*Fragmento seleccionado*.

· · · ·

Beckett.- Hágase el siguiente ejercicio: léase cualquier obra de Samuel Beckett (‘Fin de partida’ o ‘Esperando a Godot’, por ejemplo), primero muy lenta y solemnemente, y luego muy rápida y ligeramente. En el primer caso, el resultado es un drama trágico que sobrecoge. En el segundo, una comedia hilarante que desternilla. Pocos casos debe de haber, o ninguno, de textos que mudan su naturaleza sin cambiar sus palabras, bastando tan solo con modificar la velocidad de su lectura. Esta ambivalencia hace que las obras de Beckett sean obras maestras por partida doble.

· · · ·

*Registros extraídos*.
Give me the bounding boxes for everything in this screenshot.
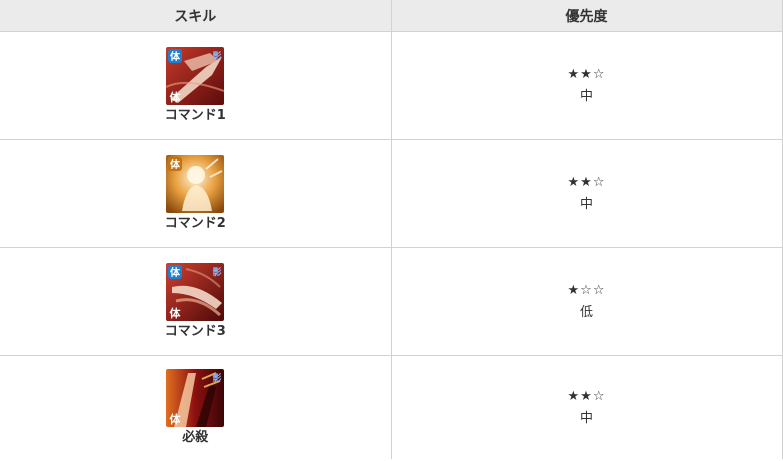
skill-name: コマンド1 [164, 108, 226, 123]
priority-stars: ★★☆ [567, 388, 606, 404]
table-row: 体 影 体 コマンド1 ★★☆ 中 [0, 31, 783, 140]
skill-priority-table: スキル 優先度 体 影 体 コマンド1 ★★☆ 中 体 コマンド2 ★★☆ 中 … [0, 0, 783, 459]
skill-cell: 体 影 体 コマンド1 [0, 31, 392, 140]
skill-cell: 影 体 必殺 [0, 355, 392, 459]
svg-text:体: 体 [170, 306, 182, 320]
skill-cell: 体 影 体 コマンド3 [0, 247, 392, 356]
priority-stars: ★★☆ [567, 66, 606, 82]
table-header-row: スキル 優先度 [0, 0, 783, 32]
svg-text:影: 影 [213, 267, 222, 278]
table-row: 体 影 体 コマンド3 ★☆☆ 低 [0, 247, 783, 356]
priority-cell: ★★☆ 中 [390, 31, 783, 140]
table-row: 影 体 必殺 ★★☆ 中 [0, 355, 783, 459]
skill-icon-command-2: 体 [166, 155, 225, 213]
priority-cell: ★★☆ 中 [390, 139, 783, 248]
priority-level: 低 [579, 304, 593, 320]
priority-level: 中 [579, 88, 593, 104]
skill-name: 必殺 [182, 430, 209, 445]
skill-name: コマンド3 [164, 324, 226, 339]
column-header-skill: スキル [0, 0, 392, 32]
skill-icon-command-1: 体 影 体 [166, 47, 225, 105]
priority-level: 中 [579, 410, 593, 426]
table-row: 体 コマンド2 ★★☆ 中 [0, 139, 783, 248]
skill-cell: 体 コマンド2 [0, 139, 392, 248]
priority-cell: ★★☆ 中 [390, 355, 783, 459]
svg-text:体: 体 [170, 412, 182, 426]
skill-icon-special: 影 体 [166, 369, 225, 427]
svg-text:体: 体 [170, 266, 181, 279]
svg-text:影: 影 [213, 51, 222, 62]
priority-stars: ★☆☆ [567, 282, 606, 298]
skill-name: コマンド2 [164, 216, 226, 231]
svg-text:体: 体 [170, 90, 182, 104]
column-header-priority: 優先度 [390, 0, 783, 32]
svg-text:影: 影 [213, 373, 222, 384]
priority-cell: ★☆☆ 低 [390, 247, 783, 356]
svg-text:体: 体 [170, 50, 181, 63]
skill-icon-command-3: 体 影 体 [166, 263, 225, 321]
priority-stars: ★★☆ [567, 174, 606, 190]
priority-level: 中 [579, 196, 593, 212]
svg-text:体: 体 [170, 158, 181, 171]
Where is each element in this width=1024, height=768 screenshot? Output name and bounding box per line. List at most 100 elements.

· · · ·

Reproduzca íntegro el fragmento seleccionado sobre Samuel Beckett, sin alterar una sola palabra ni signo.

Beckett.- Hágase el siguiente ejercicio: léase cualquier obra de Samuel Beckett (‘Fin de partida’ o ‘Esperando a Godot’, por ejemplo), primero muy lenta y solemnemente, y luego muy rápida y ligeramente. En el primer caso, el resultado es un drama trágico que sobrecoge. En el segundo, una comedia hilarante que desternilla. Pocos casos debe de haber, o ninguno, de textos que mudan su naturaleza sin cambiar sus palabras, bastando tan solo con modificar la velocidad de su lectura. Esta ambivalencia hace que las obras de Beckett sean obras maestras por partida doble.